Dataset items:
##########
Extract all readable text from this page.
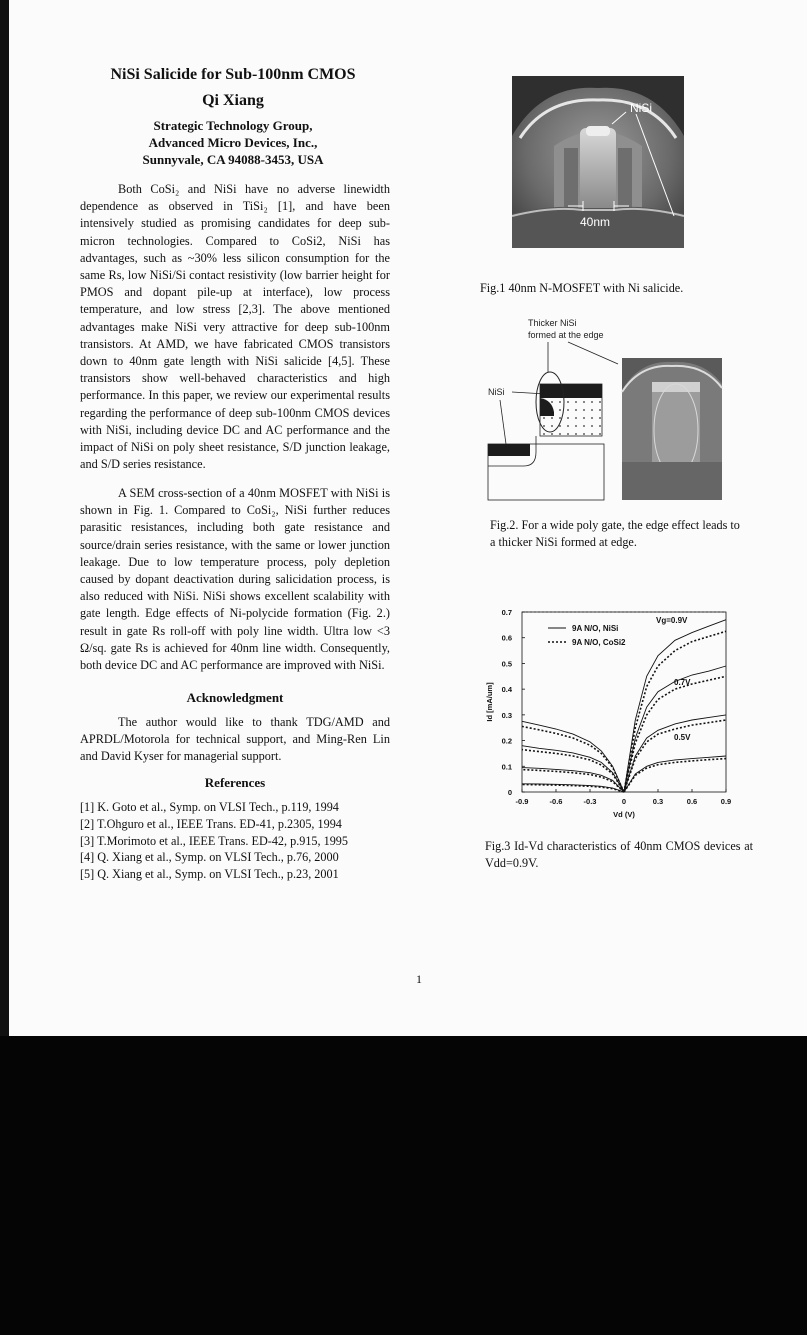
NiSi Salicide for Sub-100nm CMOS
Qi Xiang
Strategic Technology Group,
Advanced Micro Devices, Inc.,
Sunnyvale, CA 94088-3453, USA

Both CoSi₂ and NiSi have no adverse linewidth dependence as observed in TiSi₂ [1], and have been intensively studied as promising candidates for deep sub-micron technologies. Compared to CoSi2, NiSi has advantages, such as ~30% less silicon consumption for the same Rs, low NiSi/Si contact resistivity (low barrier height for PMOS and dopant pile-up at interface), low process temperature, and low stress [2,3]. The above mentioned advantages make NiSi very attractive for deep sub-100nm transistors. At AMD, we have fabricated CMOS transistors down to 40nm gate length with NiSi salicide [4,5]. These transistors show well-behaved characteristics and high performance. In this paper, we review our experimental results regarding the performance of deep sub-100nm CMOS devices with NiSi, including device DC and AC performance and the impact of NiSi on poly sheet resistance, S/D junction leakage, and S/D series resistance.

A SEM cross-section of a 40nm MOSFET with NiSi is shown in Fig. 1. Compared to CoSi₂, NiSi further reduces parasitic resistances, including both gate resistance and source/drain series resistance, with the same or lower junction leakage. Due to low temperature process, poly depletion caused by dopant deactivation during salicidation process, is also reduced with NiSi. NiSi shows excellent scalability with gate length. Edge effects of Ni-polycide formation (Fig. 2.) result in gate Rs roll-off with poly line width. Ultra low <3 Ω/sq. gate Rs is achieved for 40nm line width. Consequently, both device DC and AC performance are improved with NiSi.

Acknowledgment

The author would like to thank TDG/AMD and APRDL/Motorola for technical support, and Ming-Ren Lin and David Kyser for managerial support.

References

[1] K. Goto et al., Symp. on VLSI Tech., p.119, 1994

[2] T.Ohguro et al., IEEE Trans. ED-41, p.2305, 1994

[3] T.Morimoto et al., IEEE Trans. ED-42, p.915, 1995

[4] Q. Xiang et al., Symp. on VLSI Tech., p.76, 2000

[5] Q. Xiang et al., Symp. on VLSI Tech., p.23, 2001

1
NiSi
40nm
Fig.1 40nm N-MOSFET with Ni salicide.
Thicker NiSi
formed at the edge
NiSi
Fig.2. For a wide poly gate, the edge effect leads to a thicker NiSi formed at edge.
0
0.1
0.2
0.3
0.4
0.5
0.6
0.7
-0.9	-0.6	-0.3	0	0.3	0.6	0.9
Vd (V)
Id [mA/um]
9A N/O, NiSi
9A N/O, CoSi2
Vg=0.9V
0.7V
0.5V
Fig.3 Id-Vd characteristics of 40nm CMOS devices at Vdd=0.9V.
##########
● **Given request**
Omit the pictures, then output the rest of the listing exactly.

● **Full answer**
Extract all readable text from this page.
NiSi Salicide for Sub-100nm CMOS
Qi Xiang
Strategic Technology Group,
Advanced Micro Devices, Inc.,
Sunnyvale, CA 94088-3453, USA

Both CoSi₂ and NiSi have no adverse linewidth dependence as observed in TiSi₂ [1], and have been intensively studied as promising candidates for deep sub-micron technologies. Compared to CoSi2, NiSi has advantages, such as ~30% less silicon consumption for the same Rs, low NiSi/Si contact resistivity (low barrier height for PMOS and dopant pile-up at interface), low process temperature, and low stress [2,3]. The above mentioned advantages make NiSi very attractive for deep sub-100nm transistors. At AMD, we have fabricated CMOS transistors down to 40nm gate length with NiSi salicide [4,5]. These transistors show well-behaved characteristics and high performance. In this paper, we review our experimental results regarding the performance of deep sub-100nm CMOS devices with NiSi, including device DC and AC performance and the impact of NiSi on poly sheet resistance, S/D junction leakage, and S/D series resistance.

A SEM cross-section of a 40nm MOSFET with NiSi is shown in Fig. 1. Compared to CoSi₂, NiSi further reduces parasitic resistances, including both gate resistance and source/drain series resistance, with the same or lower junction leakage. Due to low temperature process, poly depletion caused by dopant deactivation during salicidation process, is also reduced with NiSi. NiSi shows excellent scalability with gate length. Edge effects of Ni-polycide formation (Fig. 2.) result in gate Rs roll-off with poly line width. Ultra low <3 Ω/sq. gate Rs is achieved for 40nm line width. Consequently, both device DC and AC performance are improved with NiSi.

Acknowledgment

The author would like to thank TDG/AMD and APRDL/Motorola for technical support, and Ming-Ren Lin and David Kyser for managerial support.

References

[1] K. Goto et al., Symp. on VLSI Tech., p.119, 1994

[2] T.Ohguro et al., IEEE Trans. ED-41, p.2305, 1994

[3] T.Morimoto et al., IEEE Trans. ED-42, p.915, 1995

[4] Q. Xiang et al., Symp. on VLSI Tech., p.76, 2000

[5] Q. Xiang et al., Symp. on VLSI Tech., p.23, 2001

1
NiSi
40nm
Fig.1 40nm N-MOSFET with Ni salicide.
Thicker NiSi
formed at the edge
NiSi
Fig.2. For a wide poly gate, the edge effect leads to a thicker NiSi formed at edge.
0
0.1
0.2
0.3
0.4
0.5
0.6
0.7
-0.9	-0.6	-0.3	0	0.3	0.6	0.9
Vd (V)
Id [mA/um]
9A N/O, NiSi
9A N/O, CoSi2
Vg=0.9V
0.7V
0.5V
Fig.3 Id-Vd characteristics of 40nm CMOS devices at Vdd=0.9V.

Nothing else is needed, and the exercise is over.